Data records

══════════

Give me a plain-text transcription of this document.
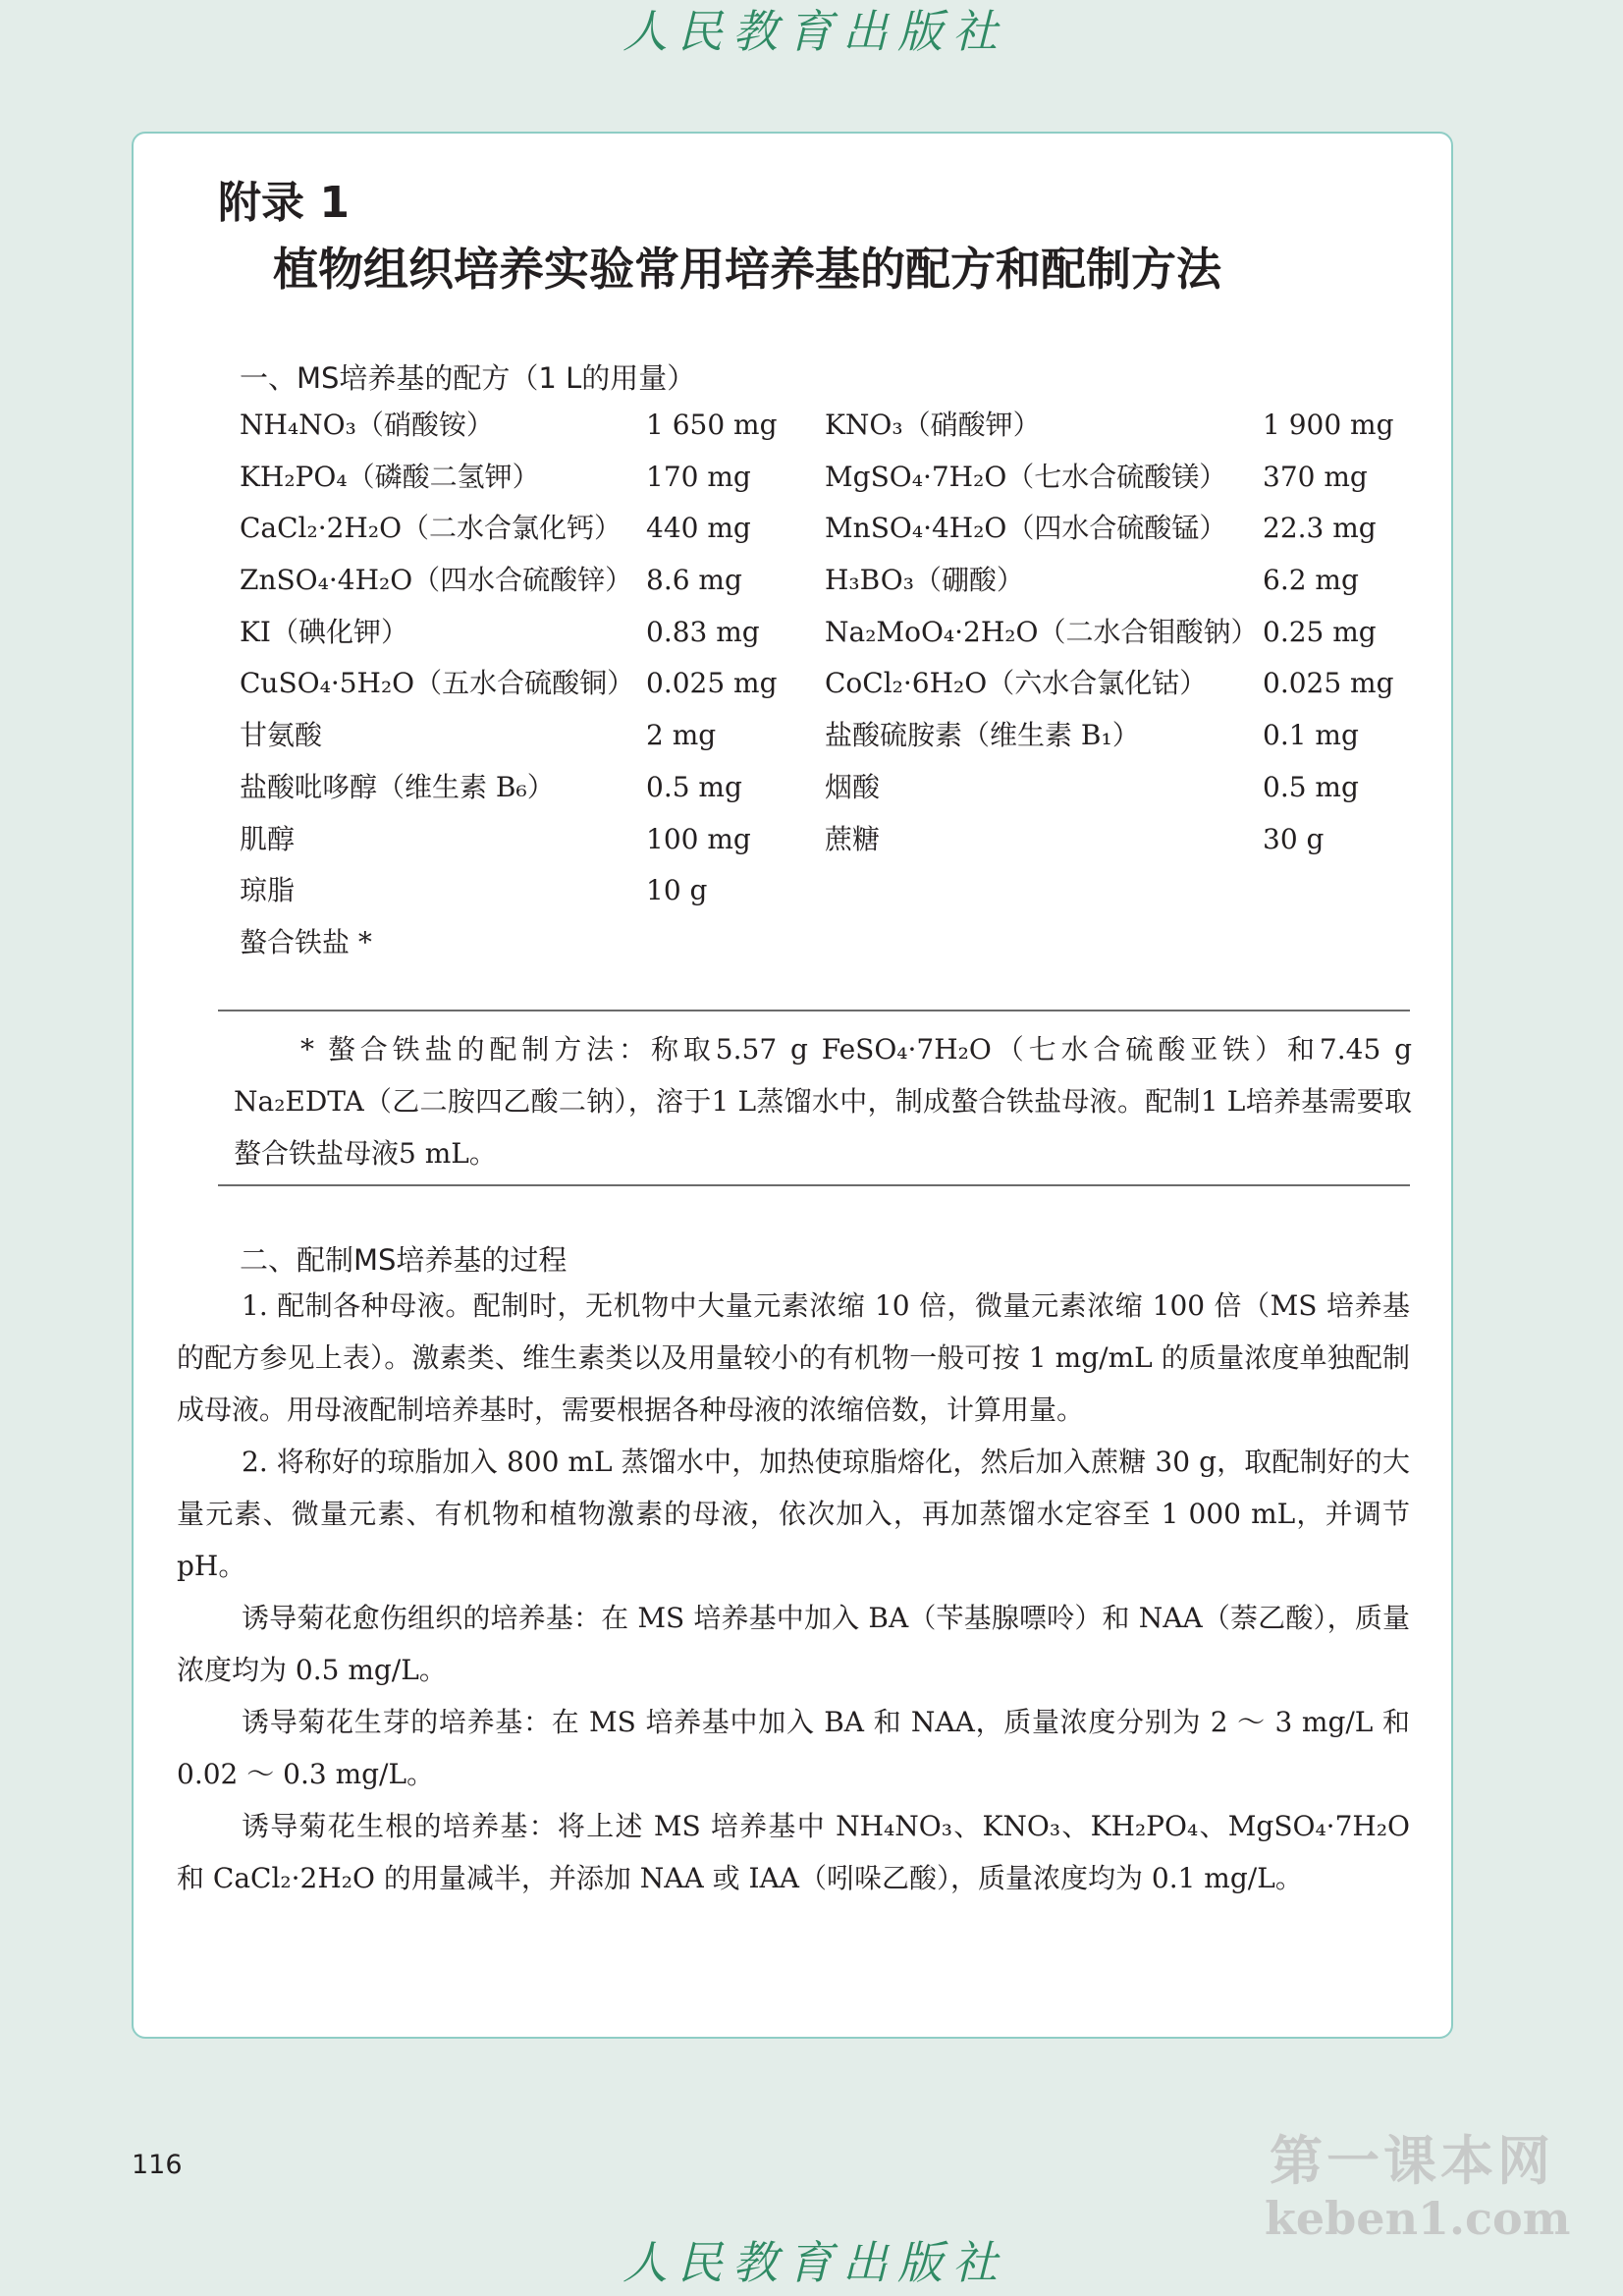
人民教育出版社
附录 1
植物组织培养实验常用培养基的配方和配制方法
一、MS培养基的配方（1 L的用量）
NH₄NO₃（硝酸铵）	1 650 mg	KNO₃（硝酸钾）	1 900 mg
KH₂PO₄（磷酸二氢钾）	170 mg	MgSO₄·7H₂O（七水合硫酸镁）	370 mg
CaCl₂·2H₂O（二水合氯化钙） 440 mg	MnSO₄·4H₂O（四水合硫酸锰）	22.3 mg
ZnSO₄·4H₂O（四水合硫酸锌） 8.6 mg	H₃BO₃（硼酸）	6.2 mg
KI（碘化钾）	0.83 mg	Na₂MoO₄·2H₂O（二水合钼酸钠） 0.25 mg
CuSO₄·5H₂O（五水合硫酸铜） 0.025 mg	CoCl₂·6H₂O（六水合氯化钴）	0.025 mg
甘氨酸	2 mg	盐酸硫胺素（维生素 B₁）	0.1 mg
盐酸吡哆醇（维生素 B₆）	0.5 mg	烟酸	0.5 mg
肌醇	100 mg	蔗糖	30 g
琼脂	10 g
螯合铁盐 *
* 螯合铁盐的配制方法：称取5.57 g FeSO₄·7H₂O（七水合硫酸亚铁）和7.45 g Na₂EDTA（乙二胺四乙酸二钠），溶于1 L蒸馏水中，制成螯合铁盐母液。配制1 L培养基需要取螯合铁盐母液5 mL。
二、配制MS培养基的过程

1. 配制各种母液。配制时，无机物中大量元素浓缩 10 倍，微量元素浓缩 100 倍（MS 培养基的配方参见上表）。激素类、维生素类以及用量较小的有机物一般可按 1 mg/mL 的质量浓度单独配制成母液。用母液配制培养基时，需要根据各种母液的浓缩倍数，计算用量。

2. 将称好的琼脂加入 800 mL 蒸馏水中，加热使琼脂熔化，然后加入蔗糖 30 g，取配制好的大量元素、微量元素、有机物和植物激素的母液，依次加入，再加蒸馏水定容至 1 000 mL，并调节 pH。

诱导菊花愈伤组织的培养基：在 MS 培养基中加入 BA（苄基腺嘌呤）和 NAA（萘乙酸），质量浓度均为 0.5 mg/L。

诱导菊花生芽的培养基：在 MS 培养基中加入 BA 和 NAA，质量浓度分别为 2 ～ 3 mg/L 和 0.02 ～ 0.3 mg/L。

诱导菊花生根的培养基：将上述 MS 培养基中 NH₄NO₃、KNO₃、KH₂PO₄、MgSO₄·7H₂O 和 CaCl₂·2H₂O 的用量减半，并添加 NAA 或 IAA（吲哚乙酸），质量浓度均为 0.1 mg/L。

116	第一课本网
keben1.com
人民教育出版社
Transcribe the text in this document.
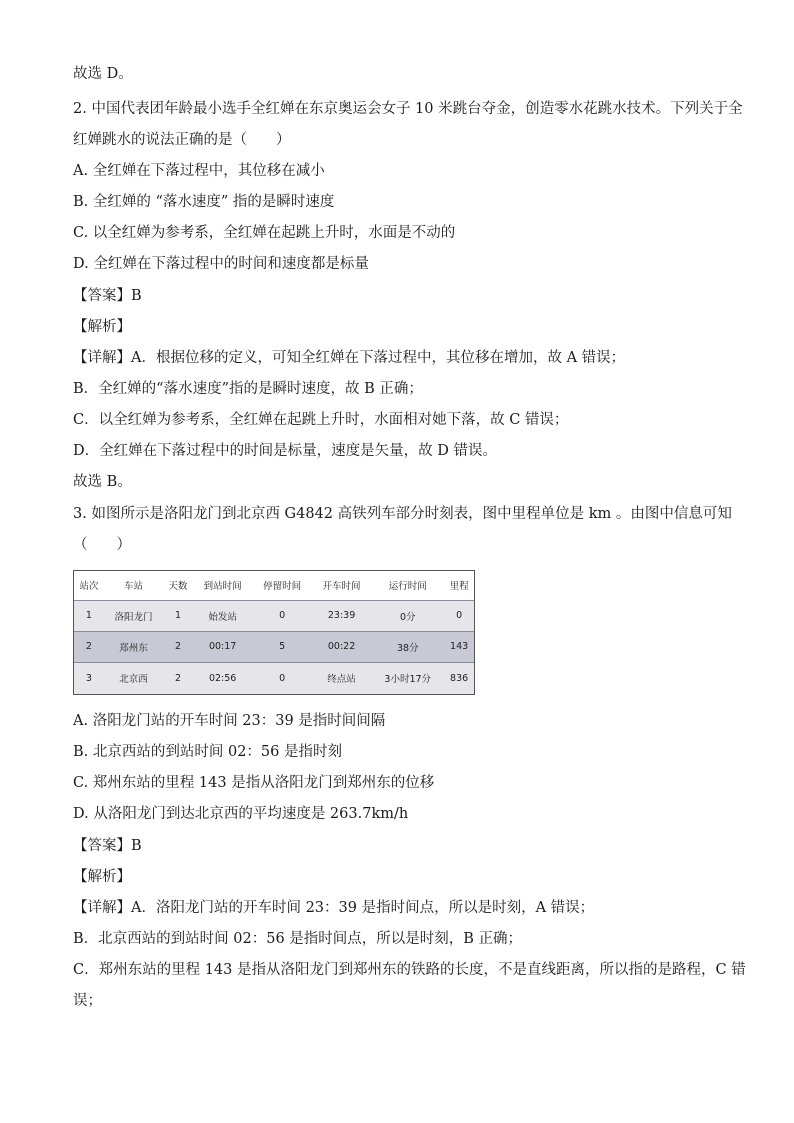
故选 D。
2. 中国代表团年龄最小选手全红婵在东京奥运会女子 10 米跳台夺金，创造零水花跳水技术。下列关于全
红婵跳水的说法正确的是（　　）
A. 全红婵在下落过程中，其位移在减小
B. 全红婵的 “落水速度” 指的是瞬时速度
C. 以全红婵为参考系，全红婵在起跳上升时，水面是不动的
D. 全红婵在下落过程中的时间和速度都是标量
【答案】B
【解析】
【详解】A．根据位移的定义，可知全红婵在下落过程中，其位移在增加，故 A 错误；
B．全红婵的“落水速度”指的是瞬时速度，故 B 正确；
C．以全红婵为参考系，全红婵在起跳上升时，水面相对她下落，故 C 错误；
D．全红婵在下落过程中的时间是标量，速度是矢量，故 D 错误。
故选 B。
3. 如图所示是洛阳龙门到北京西 G4842 高铁列车部分时刻表，图中里程单位是 km 。由图中信息可知
（　　）
站次	车站	天数	到站时间	停留时间	开车时间	运行时间	里程
1	洛阳龙门	1	始发站	0	23:39	0分	0
2	郑州东	2	00:17	5	00:22	38分	143
3	北京西	2	02:56	0	终点站	3小时17分	836
A. 洛阳龙门站的开车时间 23：39 是指时间间隔
B. 北京西站的到站时间 02：56 是指时刻
C. 郑州东站的里程 143 是指从洛阳龙门到郑州东的位移
D. 从洛阳龙门到达北京西的平均速度是 263.7km/h
【答案】B
【解析】
【详解】A．洛阳龙门站的开车时间 23：39 是指时间点，所以是时刻，A 错误；
B．北京西站的到站时间 02：56 是指时间点，所以是时刻，B 正确；
C．郑州东站的里程 143 是指从洛阳龙门到郑州东的铁路的长度，不是直线距离，所以指的是路程，C 错
误；
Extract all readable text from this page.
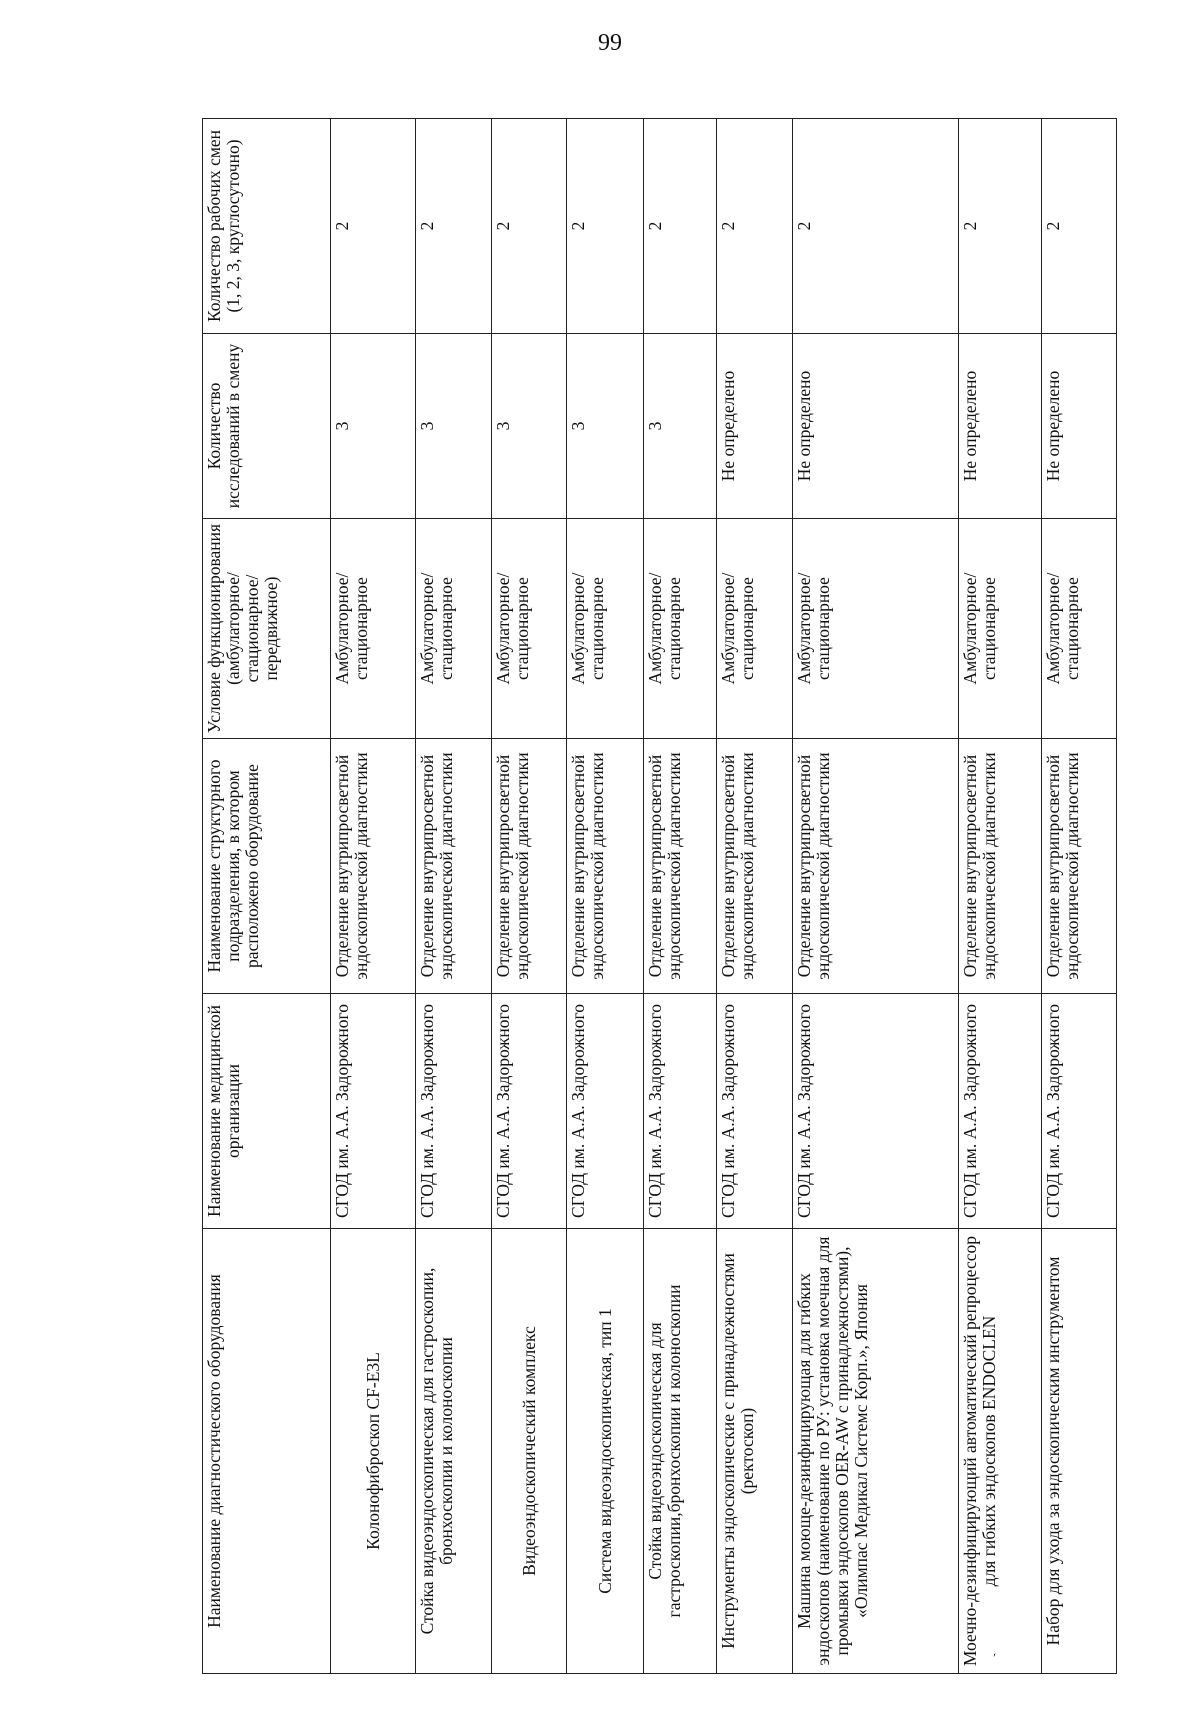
99
Наименование диагностического оборудования	Наименование медицинской организации	Наименование структурного подразделения, в котором расположено оборудование	Условие функционирования (амбулаторное/ стационарное/ передвижное)	Количество исследований в смену	Количество рабочих смен (1, 2, 3, круглосуточно)
Колонофиброскоп CF-E3L	СГОД им. А.А. Задорожного	Отделение внутрипросветной эндоскопической диагностики	Амбулаторное/ стационарное	3	2
Стойка видеоэндоскопическая для гастроскопии, бронхоскопии и колоноскопии	СГОД им. А.А. Задорожного	Отделение внутрипросветной эндоскопической диагностики	Амбулаторное/ стационарное	3	2
Видеоэндоскопический комплекс	СГОД им. А.А. Задорожного	Отделение внутрипросветной эндоскопической диагностики	Амбулаторное/ стационарное	3	2
Система видеоэндоскопическая, тип 1	СГОД им. А.А. Задорожного	Отделение внутрипросветной эндоскопической диагностики	Амбулаторное/ стационарное	3	2
Стойка видеоэндоскопическая для гастроскопии,бронхоскопии и колоноскопии	СГОД им. А.А. Задорожного	Отделение внутрипросветной эндоскопической диагностики	Амбулаторное/ стационарное	3	2
Инструменты эндоскопические с принадлежностями (ректоскоп)	СГОД им. А.А. Задорожного	Отделение внутрипросветной эндоскопической диагностики	Амбулаторное/ стационарное	Не определено	2
Машина моюще-дезинфицирующая для гибких эндоскопов (наименование по РУ: установка моечная для промывки эндоскопов OER-AW с принадлежностями), «Олимпас Медикал Системс Корп.», Япония	СГОД им. А.А. Задорожного	Отделение внутрипросветной эндоскопической диагностики	Амбулаторное/ стационарное	Не определено	2
Моечно-дезинфицирующий автоматический репроцессор для гибких эндоскопов ENDOCLEN	СГОД им. А.А. Задорожного	Отделение внутрипросветной эндоскопической диагностики	Амбулаторное/ стационарное	Не определено	2
Набор для ухода за эндоскопическим инструментом	СГОД им. А.А. Задорожного	Отделение внутрипросветной эндоскопической диагностики	Амбулаторное/ стационарное	Не определено	2
ˊ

══════════

◆ Direction ◆
What is the number of lines in the listing that contain the string "以全红婵为参考系"? Reply with that number alone.

◆ Task solution ◆
2